◆ **Required work**
Please output the lines from the start of the list through the one containing "midi-note [909, 389, 917, 391]", both included, exactly as they appear, and nothing else.

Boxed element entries
.....

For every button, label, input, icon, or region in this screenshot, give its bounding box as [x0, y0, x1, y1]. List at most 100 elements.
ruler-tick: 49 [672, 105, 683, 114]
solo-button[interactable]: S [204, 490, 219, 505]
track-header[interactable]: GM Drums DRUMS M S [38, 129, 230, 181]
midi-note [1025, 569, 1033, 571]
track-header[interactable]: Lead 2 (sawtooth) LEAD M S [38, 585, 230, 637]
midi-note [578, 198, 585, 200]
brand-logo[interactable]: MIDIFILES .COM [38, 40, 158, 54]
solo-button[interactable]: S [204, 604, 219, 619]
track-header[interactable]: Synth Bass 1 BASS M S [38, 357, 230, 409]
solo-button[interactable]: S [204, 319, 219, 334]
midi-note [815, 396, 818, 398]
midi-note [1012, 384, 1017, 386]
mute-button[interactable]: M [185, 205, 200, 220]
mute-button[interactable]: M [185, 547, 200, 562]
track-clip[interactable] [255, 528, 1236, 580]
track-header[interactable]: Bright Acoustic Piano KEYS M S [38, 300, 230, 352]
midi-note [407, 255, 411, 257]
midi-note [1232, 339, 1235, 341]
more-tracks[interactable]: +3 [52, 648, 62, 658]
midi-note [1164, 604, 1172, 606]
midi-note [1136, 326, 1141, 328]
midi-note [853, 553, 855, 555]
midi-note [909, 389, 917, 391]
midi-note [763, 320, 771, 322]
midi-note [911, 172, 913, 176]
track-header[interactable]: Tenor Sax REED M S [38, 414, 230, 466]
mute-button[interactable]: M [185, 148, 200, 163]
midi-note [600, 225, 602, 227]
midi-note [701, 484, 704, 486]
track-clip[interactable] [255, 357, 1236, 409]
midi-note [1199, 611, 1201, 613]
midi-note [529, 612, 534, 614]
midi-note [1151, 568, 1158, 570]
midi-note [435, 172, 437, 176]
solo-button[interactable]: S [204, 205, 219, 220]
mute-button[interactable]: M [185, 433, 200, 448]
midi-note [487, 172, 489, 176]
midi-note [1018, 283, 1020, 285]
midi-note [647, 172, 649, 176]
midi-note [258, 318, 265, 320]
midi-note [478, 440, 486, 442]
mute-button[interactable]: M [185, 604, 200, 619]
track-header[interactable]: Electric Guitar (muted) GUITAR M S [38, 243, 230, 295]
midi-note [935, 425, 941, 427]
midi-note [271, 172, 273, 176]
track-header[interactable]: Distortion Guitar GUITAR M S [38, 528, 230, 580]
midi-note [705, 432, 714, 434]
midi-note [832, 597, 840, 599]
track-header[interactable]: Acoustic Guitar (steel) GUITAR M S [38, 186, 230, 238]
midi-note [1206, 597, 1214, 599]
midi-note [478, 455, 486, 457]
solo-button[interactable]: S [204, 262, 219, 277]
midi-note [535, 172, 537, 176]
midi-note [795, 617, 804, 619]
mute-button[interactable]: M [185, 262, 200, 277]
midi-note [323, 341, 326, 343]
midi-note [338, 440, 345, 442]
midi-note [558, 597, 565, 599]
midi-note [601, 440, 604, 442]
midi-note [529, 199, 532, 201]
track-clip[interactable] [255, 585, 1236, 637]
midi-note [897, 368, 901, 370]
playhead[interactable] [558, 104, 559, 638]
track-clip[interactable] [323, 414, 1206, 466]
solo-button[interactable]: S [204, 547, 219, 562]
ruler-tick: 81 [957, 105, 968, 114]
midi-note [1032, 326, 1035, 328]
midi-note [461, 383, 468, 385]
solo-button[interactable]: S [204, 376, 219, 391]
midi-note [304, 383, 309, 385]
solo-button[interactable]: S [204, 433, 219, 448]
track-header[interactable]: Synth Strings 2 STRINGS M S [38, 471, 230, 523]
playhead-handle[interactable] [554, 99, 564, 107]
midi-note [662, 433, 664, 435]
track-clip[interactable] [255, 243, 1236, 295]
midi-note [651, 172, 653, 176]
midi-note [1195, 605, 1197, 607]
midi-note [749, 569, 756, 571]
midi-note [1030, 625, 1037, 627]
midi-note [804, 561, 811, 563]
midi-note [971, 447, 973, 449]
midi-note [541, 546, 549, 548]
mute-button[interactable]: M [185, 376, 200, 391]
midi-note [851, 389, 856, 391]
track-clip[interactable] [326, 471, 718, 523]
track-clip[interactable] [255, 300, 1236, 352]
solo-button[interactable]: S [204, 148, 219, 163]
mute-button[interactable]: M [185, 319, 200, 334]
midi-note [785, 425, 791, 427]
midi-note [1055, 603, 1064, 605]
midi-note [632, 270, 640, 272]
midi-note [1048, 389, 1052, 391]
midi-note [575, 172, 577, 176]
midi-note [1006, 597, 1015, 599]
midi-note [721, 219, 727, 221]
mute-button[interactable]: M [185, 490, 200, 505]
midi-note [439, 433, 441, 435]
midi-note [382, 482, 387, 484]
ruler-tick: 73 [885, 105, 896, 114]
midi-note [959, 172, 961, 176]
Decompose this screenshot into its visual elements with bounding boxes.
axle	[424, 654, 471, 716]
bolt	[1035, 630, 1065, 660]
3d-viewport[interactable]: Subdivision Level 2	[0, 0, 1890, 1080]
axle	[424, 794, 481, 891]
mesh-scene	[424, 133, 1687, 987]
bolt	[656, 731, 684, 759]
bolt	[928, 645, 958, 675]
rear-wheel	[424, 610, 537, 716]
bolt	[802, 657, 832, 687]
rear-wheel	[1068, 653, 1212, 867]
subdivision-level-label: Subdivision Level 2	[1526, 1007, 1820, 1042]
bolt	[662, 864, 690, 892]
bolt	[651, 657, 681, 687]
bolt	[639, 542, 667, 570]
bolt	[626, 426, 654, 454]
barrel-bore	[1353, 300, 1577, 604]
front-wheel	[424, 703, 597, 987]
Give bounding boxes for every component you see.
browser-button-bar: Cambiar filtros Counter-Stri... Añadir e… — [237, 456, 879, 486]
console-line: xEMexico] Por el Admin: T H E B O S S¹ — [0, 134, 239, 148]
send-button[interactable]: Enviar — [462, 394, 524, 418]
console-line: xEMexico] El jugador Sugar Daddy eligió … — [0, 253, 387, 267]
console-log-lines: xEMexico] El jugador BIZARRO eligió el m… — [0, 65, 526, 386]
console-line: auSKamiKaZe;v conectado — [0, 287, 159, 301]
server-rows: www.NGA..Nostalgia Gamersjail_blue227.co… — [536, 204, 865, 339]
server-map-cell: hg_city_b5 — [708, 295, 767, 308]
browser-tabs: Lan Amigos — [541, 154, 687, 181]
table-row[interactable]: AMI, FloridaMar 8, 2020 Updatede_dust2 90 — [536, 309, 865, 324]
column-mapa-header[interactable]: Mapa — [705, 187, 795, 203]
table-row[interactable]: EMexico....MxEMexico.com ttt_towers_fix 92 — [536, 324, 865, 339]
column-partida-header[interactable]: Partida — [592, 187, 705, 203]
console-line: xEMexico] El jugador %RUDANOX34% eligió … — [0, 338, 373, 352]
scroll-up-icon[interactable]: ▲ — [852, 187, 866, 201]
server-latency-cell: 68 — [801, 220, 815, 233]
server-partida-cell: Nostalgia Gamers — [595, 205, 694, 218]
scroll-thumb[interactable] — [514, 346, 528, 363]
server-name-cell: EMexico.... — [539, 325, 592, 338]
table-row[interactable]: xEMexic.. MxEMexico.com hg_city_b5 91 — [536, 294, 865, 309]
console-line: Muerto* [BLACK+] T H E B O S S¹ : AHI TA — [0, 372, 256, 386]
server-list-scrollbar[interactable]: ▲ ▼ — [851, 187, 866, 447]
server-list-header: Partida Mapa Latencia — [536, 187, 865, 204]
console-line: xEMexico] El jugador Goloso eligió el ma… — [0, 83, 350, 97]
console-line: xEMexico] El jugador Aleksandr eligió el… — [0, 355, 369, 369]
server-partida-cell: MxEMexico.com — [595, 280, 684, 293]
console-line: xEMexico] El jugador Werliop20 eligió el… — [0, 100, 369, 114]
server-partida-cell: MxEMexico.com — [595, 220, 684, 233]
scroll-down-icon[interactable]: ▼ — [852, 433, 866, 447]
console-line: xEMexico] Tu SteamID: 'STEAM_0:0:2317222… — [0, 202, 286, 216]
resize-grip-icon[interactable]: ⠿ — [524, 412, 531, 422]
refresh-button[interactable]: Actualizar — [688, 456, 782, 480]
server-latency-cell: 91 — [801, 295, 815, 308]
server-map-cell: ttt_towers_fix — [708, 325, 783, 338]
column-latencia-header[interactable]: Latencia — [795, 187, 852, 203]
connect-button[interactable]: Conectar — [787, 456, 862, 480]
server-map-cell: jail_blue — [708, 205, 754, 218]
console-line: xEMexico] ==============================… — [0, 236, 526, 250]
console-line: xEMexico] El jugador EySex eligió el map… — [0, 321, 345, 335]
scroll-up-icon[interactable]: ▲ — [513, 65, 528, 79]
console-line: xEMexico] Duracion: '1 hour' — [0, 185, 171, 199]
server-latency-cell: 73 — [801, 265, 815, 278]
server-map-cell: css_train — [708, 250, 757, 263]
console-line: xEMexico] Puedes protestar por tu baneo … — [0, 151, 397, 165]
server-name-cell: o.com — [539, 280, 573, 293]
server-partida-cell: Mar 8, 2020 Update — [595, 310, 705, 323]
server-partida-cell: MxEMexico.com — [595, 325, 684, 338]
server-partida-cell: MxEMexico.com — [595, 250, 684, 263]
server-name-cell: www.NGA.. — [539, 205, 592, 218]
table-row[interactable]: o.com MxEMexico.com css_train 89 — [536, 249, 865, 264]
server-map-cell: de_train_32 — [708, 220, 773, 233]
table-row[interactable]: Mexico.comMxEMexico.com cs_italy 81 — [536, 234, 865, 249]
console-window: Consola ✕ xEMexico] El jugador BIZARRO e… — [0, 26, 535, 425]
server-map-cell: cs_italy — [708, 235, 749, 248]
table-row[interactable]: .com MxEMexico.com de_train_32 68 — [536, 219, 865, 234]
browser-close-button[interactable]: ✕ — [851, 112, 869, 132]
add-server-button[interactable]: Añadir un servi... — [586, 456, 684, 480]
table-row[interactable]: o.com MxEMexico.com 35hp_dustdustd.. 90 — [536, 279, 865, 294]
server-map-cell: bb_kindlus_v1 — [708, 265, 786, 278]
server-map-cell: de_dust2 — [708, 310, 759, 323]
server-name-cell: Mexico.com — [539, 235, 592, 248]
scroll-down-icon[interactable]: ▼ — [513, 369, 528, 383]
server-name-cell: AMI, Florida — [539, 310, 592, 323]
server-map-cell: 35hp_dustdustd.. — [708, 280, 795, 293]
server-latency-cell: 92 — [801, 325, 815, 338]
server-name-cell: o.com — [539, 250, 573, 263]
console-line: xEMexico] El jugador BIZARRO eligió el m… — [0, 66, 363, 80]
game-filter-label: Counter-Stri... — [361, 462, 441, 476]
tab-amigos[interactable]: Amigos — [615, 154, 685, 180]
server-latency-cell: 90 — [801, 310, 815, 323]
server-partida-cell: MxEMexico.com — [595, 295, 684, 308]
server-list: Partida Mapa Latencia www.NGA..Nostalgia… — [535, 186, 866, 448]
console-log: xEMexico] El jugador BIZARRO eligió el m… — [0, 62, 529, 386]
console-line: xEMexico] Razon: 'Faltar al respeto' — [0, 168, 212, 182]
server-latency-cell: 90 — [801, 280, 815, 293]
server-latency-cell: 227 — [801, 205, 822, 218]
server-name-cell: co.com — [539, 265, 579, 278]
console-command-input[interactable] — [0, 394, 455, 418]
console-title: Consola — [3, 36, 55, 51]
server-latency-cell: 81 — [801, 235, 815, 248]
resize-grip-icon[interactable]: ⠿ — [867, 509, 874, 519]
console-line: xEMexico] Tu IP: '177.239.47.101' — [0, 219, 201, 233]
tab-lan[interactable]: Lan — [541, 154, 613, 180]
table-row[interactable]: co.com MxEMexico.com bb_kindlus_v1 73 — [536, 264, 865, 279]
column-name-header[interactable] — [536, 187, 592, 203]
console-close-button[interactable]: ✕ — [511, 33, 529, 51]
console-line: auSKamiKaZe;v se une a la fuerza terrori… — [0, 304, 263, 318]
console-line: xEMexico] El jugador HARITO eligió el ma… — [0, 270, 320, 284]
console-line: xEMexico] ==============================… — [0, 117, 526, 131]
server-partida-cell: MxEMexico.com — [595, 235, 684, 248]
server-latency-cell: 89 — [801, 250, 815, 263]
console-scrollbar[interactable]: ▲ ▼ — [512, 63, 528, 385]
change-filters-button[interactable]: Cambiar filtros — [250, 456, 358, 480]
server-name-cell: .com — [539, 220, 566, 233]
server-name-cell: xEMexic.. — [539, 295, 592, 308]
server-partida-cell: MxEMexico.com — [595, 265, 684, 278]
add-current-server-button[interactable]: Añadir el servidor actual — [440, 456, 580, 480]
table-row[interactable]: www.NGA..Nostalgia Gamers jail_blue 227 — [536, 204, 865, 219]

.....

◆ **Full solution**
For every button, label, input, icon, or region in this screenshot, give its bounding box as [x0, y0, x1, y1]. List at most 100 elements.
ruler-tick: 49 [672, 105, 683, 114]
solo-button[interactable]: S [204, 490, 219, 505]
track-header[interactable]: GM Drums DRUMS M S [38, 129, 230, 181]
midi-note [1025, 569, 1033, 571]
track-header[interactable]: Lead 2 (sawtooth) LEAD M S [38, 585, 230, 637]
midi-note [578, 198, 585, 200]
brand-logo[interactable]: MIDIFILES .COM [38, 40, 158, 54]
solo-button[interactable]: S [204, 604, 219, 619]
track-header[interactable]: Synth Bass 1 BASS M S [38, 357, 230, 409]
solo-button[interactable]: S [204, 319, 219, 334]
midi-note [815, 396, 818, 398]
midi-note [1012, 384, 1017, 386]
mute-button[interactable]: M [185, 205, 200, 220]
mute-button[interactable]: M [185, 547, 200, 562]
track-clip[interactable] [255, 528, 1236, 580]
track-header[interactable]: Bright Acoustic Piano KEYS M S [38, 300, 230, 352]
midi-note [407, 255, 411, 257]
midi-note [1232, 339, 1235, 341]
more-tracks[interactable]: +3 [52, 648, 62, 658]
midi-note [1164, 604, 1172, 606]
midi-note [1136, 326, 1141, 328]
midi-note [853, 553, 855, 555]
midi-note [909, 389, 917, 391]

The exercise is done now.